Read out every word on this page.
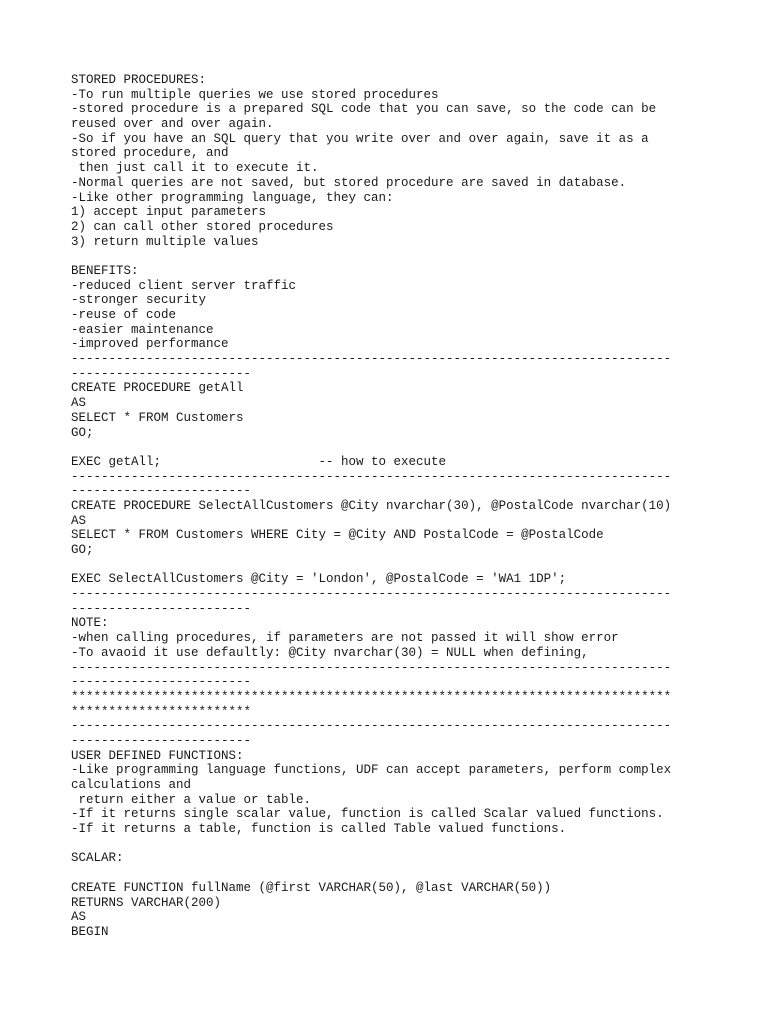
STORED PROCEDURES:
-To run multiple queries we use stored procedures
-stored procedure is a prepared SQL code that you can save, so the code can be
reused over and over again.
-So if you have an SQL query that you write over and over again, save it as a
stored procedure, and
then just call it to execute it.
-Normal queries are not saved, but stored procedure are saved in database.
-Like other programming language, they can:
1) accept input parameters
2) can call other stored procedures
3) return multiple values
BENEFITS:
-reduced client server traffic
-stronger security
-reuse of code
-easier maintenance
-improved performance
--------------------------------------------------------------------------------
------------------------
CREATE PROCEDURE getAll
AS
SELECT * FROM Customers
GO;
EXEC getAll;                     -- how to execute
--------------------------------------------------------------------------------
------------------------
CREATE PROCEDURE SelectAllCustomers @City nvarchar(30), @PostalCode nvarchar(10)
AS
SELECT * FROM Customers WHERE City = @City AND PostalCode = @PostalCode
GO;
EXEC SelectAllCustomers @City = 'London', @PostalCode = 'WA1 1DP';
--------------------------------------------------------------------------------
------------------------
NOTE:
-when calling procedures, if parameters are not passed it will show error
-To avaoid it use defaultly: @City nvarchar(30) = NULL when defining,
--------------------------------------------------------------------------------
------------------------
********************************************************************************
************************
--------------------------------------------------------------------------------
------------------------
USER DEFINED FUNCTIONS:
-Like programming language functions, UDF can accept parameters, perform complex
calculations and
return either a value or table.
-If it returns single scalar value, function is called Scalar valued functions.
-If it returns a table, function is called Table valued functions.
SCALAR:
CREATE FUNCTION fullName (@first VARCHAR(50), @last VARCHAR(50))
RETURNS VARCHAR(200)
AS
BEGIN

---

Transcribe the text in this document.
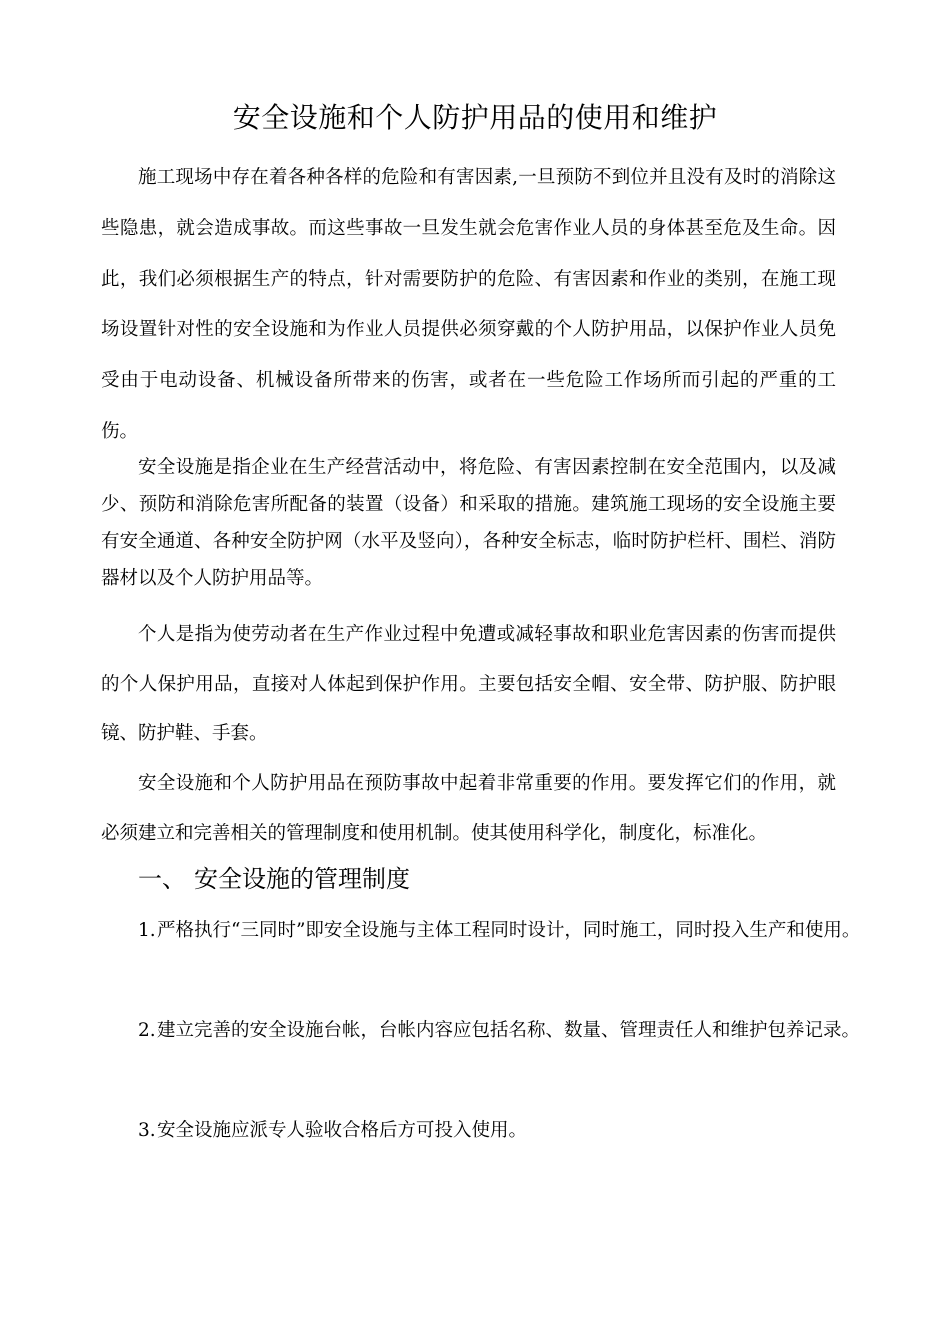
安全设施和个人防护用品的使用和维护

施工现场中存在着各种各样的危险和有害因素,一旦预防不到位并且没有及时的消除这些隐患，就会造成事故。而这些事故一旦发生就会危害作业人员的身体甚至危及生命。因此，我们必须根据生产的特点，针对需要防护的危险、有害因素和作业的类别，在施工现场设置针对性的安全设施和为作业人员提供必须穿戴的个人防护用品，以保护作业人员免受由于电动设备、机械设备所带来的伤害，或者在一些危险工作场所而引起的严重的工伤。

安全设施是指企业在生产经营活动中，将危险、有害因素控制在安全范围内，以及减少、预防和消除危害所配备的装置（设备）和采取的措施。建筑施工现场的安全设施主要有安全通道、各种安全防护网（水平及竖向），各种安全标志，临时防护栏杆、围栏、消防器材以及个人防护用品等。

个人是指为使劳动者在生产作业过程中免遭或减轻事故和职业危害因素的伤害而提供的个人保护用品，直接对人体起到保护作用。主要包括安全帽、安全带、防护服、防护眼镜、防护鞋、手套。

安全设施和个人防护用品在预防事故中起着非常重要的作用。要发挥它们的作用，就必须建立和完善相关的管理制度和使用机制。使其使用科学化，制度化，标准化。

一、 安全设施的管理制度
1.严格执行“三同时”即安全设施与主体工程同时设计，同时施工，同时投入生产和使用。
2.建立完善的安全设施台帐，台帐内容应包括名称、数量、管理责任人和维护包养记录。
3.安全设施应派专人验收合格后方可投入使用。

What to work on: Copy out every line of the material above that mentions the word "CREATE".

Response below:
CREATE PROCEDURE getAll
CREATE PROCEDURE SelectAllCustomers @City nvarchar(30), @PostalCode nvarchar(10)
CREATE FUNCTION fullName (@first VARCHAR(50), @last VARCHAR(50))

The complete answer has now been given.